▶ **CHALLENGE**:
Print out every line, exactly as written.

Stored data
^^^^^^^^

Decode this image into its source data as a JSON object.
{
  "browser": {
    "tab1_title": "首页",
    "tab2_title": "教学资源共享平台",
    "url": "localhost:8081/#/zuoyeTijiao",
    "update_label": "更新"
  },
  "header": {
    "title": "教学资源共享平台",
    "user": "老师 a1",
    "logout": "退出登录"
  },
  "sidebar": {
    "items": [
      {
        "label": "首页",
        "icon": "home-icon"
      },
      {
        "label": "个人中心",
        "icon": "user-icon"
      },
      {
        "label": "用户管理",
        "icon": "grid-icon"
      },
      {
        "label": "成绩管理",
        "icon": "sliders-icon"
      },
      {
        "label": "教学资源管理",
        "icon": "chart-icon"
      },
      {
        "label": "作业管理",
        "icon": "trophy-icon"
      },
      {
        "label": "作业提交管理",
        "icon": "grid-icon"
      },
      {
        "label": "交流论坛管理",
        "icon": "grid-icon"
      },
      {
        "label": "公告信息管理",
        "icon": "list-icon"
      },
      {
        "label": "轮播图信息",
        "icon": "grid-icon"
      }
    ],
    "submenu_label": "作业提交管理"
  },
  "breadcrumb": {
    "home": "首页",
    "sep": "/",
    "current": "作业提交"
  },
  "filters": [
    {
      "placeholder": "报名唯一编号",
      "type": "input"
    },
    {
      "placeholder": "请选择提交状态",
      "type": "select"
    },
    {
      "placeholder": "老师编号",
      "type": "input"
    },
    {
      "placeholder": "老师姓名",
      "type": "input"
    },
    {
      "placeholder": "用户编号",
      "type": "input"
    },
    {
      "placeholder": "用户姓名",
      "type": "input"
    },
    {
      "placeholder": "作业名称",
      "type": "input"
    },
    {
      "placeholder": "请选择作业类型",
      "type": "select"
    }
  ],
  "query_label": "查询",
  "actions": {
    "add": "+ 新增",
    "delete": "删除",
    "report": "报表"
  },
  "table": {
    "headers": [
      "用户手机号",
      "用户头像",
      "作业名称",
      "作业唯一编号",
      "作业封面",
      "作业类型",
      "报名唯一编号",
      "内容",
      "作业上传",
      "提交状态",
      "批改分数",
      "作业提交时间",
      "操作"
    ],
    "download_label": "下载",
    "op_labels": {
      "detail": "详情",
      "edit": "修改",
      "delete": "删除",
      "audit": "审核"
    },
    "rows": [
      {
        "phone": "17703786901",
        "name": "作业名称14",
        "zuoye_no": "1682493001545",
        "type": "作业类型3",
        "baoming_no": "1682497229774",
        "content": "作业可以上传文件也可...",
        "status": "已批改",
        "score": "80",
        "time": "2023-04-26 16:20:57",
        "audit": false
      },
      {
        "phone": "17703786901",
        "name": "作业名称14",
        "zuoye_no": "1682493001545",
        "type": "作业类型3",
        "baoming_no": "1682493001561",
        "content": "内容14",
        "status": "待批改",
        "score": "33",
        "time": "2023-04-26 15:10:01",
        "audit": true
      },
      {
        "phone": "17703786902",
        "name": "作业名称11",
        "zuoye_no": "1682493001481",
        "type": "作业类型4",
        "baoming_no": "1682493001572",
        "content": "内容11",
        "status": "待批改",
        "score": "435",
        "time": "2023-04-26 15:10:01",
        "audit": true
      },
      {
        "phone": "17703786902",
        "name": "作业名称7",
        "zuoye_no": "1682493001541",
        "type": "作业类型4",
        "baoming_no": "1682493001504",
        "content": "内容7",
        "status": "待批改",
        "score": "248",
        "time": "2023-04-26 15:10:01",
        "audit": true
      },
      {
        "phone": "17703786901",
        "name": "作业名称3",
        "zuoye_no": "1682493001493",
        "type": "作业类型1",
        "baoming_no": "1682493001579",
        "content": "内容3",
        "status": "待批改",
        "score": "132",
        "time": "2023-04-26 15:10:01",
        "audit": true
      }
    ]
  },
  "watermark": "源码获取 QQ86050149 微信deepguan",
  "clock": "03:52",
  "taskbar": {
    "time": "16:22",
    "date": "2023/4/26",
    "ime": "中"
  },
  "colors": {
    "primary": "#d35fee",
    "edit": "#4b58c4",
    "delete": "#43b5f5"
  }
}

^^^^^^^^

▶ **REPLY**:
Decode this image into its source data as a JSON object.
{
  "browser": {
    "tab1_title": "首页",
    "tab2_title": "教学资源共享平台",
    "url": "localhost:8081/#/zuoyeTijiao",
    "update_label": "更新"
  },
  "header": {
    "title": "教学资源共享平台",
    "user": "老师 a1",
    "logout": "退出登录"
  },
  "sidebar": {
    "items": [
      {
        "label": "首页",
        "icon": "home-icon"
      },
      {
        "label": "个人中心",
        "icon": "user-icon"
      },
      {
        "label": "用户管理",
        "icon": "grid-icon"
      },
      {
        "label": "成绩管理",
        "icon": "sliders-icon"
      },
      {
        "label": "教学资源管理",
        "icon": "chart-icon"
      },
      {
        "label": "作业管理",
        "icon": "trophy-icon"
      },
      {
        "label": "作业提交管理",
        "icon": "grid-icon"
      },
      {
        "label": "交流论坛管理",
        "icon": "grid-icon"
      },
      {
        "label": "公告信息管理",
        "icon": "list-icon"
      },
      {
        "label": "轮播图信息",
        "icon": "grid-icon"
      }
    ],
    "submenu_label": "作业提交管理"
  },
  "breadcrumb": {
    "home": "首页",
    "sep": "/",
    "current": "作业提交"
  },
  "filters": [
    {
      "placeholder": "报名唯一编号",
      "type": "input"
    },
    {
      "placeholder": "请选择提交状态",
      "type": "select"
    },
    {
      "placeholder": "老师编号",
      "type": "input"
    },
    {
      "placeholder": "老师姓名",
      "type": "input"
    },
    {
      "placeholder": "用户编号",
      "type": "input"
    },
    {
      "placeholder": "用户姓名",
      "type": "input"
    },
    {
      "placeholder": "作业名称",
      "type": "input"
    },
    {
      "placeholder": "请选择作业类型",
      "type": "select"
    }
  ],
  "query_label": "查询",
  "actions": {
    "add": "+ 新增",
    "delete": "删除",
    "report": "报表"
  },
  "table": {
    "headers": [
      "用户手机号",
      "用户头像",
      "作业名称",
      "作业唯一编号",
      "作业封面",
      "作业类型",
      "报名唯一编号",
      "内容",
      "作业上传",
      "提交状态",
      "批改分数",
      "作业提交时间",
      "操作"
    ],
    "download_label": "下载",
    "op_labels": {
      "detail": "详情",
      "edit": "修改",
      "delete": "删除",
      "audit": "审核"
    },
    "rows": [
      {
        "phone": "17703786901",
        "name": "作业名称14",
        "zuoye_no": "1682493001545",
        "type": "作业类型3",
        "baoming_no": "1682497229774",
        "content": "作业可以上传文件也可...",
        "status": "已批改",
        "score": "80",
        "time": "2023-04-26 16:20:57",
        "audit": false
      },
      {
        "phone": "17703786901",
        "name": "作业名称14",
        "zuoye_no": "1682493001545",
        "type": "作业类型3",
        "baoming_no": "1682493001561",
        "content": "内容14",
        "status": "待批改",
        "score": "33",
        "time": "2023-04-26 15:10:01",
        "audit": true
      },
      {
        "phone": "17703786902",
        "name": "作业名称11",
        "zuoye_no": "1682493001481",
        "type": "作业类型4",
        "baoming_no": "1682493001572",
        "content": "内容11",
        "status": "待批改",
        "score": "435",
        "time": "2023-04-26 15:10:01",
        "audit": true
      },
      {
        "phone": "17703786902",
        "name": "作业名称7",
        "zuoye_no": "1682493001541",
        "type": "作业类型4",
        "baoming_no": "1682493001504",
        "content": "内容7",
        "status": "待批改",
        "score": "248",
        "time": "2023-04-26 15:10:01",
        "audit": true
      },
      {
        "phone": "17703786901",
        "name": "作业名称3",
        "zuoye_no": "1682493001493",
        "type": "作业类型1",
        "baoming_no": "1682493001579",
        "content": "内容3",
        "status": "待批改",
        "score": "132",
        "time": "2023-04-26 15:10:01",
        "audit": true
      }
    ]
  },
  "watermark": "源码获取 QQ86050149 微信deepguan",
  "clock": "03:52",
  "taskbar": {
    "time": "16:22",
    "date": "2023/4/26",
    "ime": "中"
  },
  "colors": {
    "primary": "#d35fee",
    "edit": "#4b58c4",
    "delete": "#43b5f5"
  }
}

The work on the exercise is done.